» **Stated goal**: Leave out any pictures and transcribe all other data below exactly.
--------
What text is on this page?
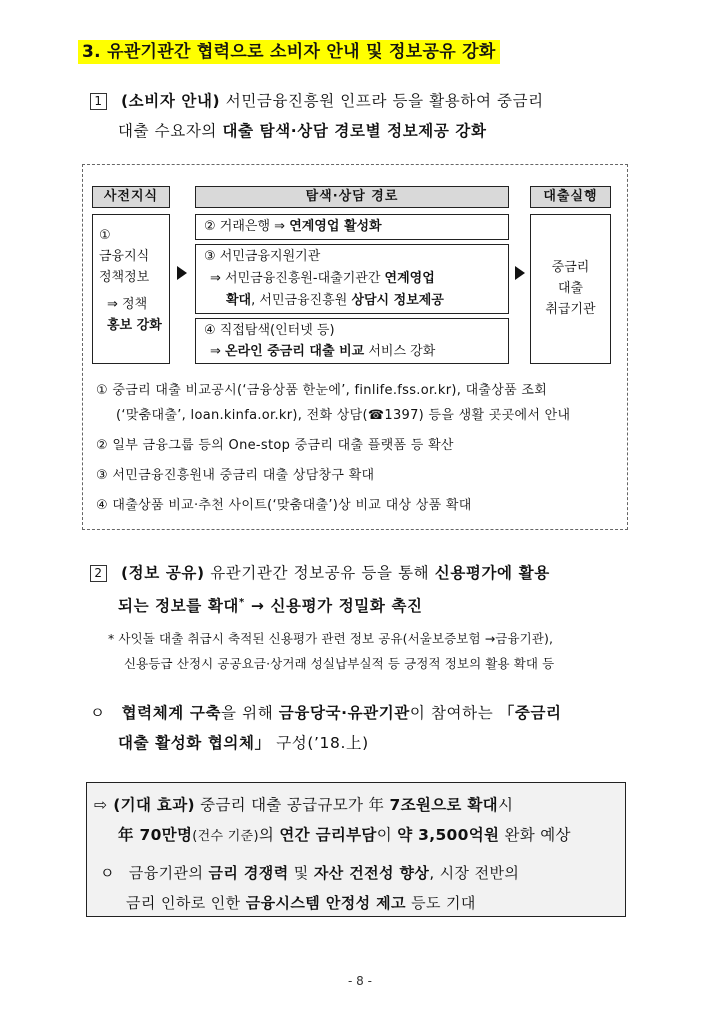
3. 유관기관간 협력으로 소비자 안내 및 정보공유 강화
1 (소비자 안내) 서민금융진흥원 인프라 등을 활용하여 중금리
대출 수요자의 대출 탐색·상담 경로별 정보제공 강화
사전지식	탐색·상담 경로	대출실행
①
금융지식
정책정보
⇒ 정책
홍보 강화
② 거래은행 ⇒ 연계영업 활성화
③ 서민금융지원기관
⇒ 서민금융진흥원-대출기관간 연계영업
확대, 서민금융진흥원 상담시 정보제공
④ 직접탐색(인터넷 등)
⇒ 온라인 중금리 대출 비교 서비스 강화
중금리
대출
취급기관
① 중금리 대출 비교공시(‘금융상품 한눈에’, finlife.fss.or.kr), 대출상품 조회
(‘맞춤대출’, loan.kinfa.or.kr), 전화 상담(☎1397) 등을 생활 곳곳에서 안내
② 일부 금융그룹 등의 One-stop 중금리 대출 플랫폼 등 확산
③ 서민금융진흥원내 중금리 대출 상담창구 확대
④ 대출상품 비교·추천 사이트(‘맞춤대출’)상 비교 대상 상품 확대
2 (정보 공유) 유관기관간 정보공유 등을 통해 신용평가에 활용
되는 정보를 확대* → 신용평가 정밀화 촉진
* 사잇돌 대출 취급시 축적된 신용평가 관련 정보 공유(서울보증보험 →금융기관),
신용등급 산정시 공공요금·상거래 성실납부실적 등 긍정적 정보의 활용 확대 등
ㅇ 협력체계 구축을 위해 금융당국·유관기관이 참여하는 「중금리
대출 활성화 협의체」 구성(’18.上)
⇨ (기대 효과) 중금리 대출 공급규모가 年 7조원으로 확대시
年 70만명(건수 기준)의 연간 금리부담이 약 3,500억원 완화 예상
ㅇ 금융기관의 금리 경쟁력 및 자산 건전성 향상, 시장 전반의
금리 인하로 인한 금융시스템 안정성 제고 등도 기대
- 8 -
--------
» **Task response**:
What text is on this page?
3. 유관기관간 협력으로 소비자 안내 및 정보공유 강화
1 (소비자 안내) 서민금융진흥원 인프라 등을 활용하여 중금리
대출 수요자의 대출 탐색·상담 경로별 정보제공 강화
사전지식	탐색·상담 경로	대출실행
①
금융지식
정책정보
⇒ 정책
홍보 강화
② 거래은행 ⇒ 연계영업 활성화
③ 서민금융지원기관
⇒ 서민금융진흥원-대출기관간 연계영업
확대, 서민금융진흥원 상담시 정보제공
④ 직접탐색(인터넷 등)
⇒ 온라인 중금리 대출 비교 서비스 강화
중금리
대출
취급기관
① 중금리 대출 비교공시(‘금융상품 한눈에’, finlife.fss.or.kr), 대출상품 조회
(‘맞춤대출’, loan.kinfa.or.kr), 전화 상담(☎1397) 등을 생활 곳곳에서 안내
② 일부 금융그룹 등의 One-stop 중금리 대출 플랫폼 등 확산
③ 서민금융진흥원내 중금리 대출 상담창구 확대
④ 대출상품 비교·추천 사이트(‘맞춤대출’)상 비교 대상 상품 확대
2 (정보 공유) 유관기관간 정보공유 등을 통해 신용평가에 활용
되는 정보를 확대* → 신용평가 정밀화 촉진
* 사잇돌 대출 취급시 축적된 신용평가 관련 정보 공유(서울보증보험 →금융기관),
신용등급 산정시 공공요금·상거래 성실납부실적 등 긍정적 정보의 활용 확대 등
ㅇ 협력체계 구축을 위해 금융당국·유관기관이 참여하는 「중금리
대출 활성화 협의체」 구성(’18.上)
⇨ (기대 효과) 중금리 대출 공급규모가 年 7조원으로 확대시
年 70만명(건수 기준)의 연간 금리부담이 약 3,500억원 완화 예상
ㅇ 금융기관의 금리 경쟁력 및 자산 건전성 향상, 시장 전반의
금리 인하로 인한 금융시스템 안정성 제고 등도 기대
- 8 -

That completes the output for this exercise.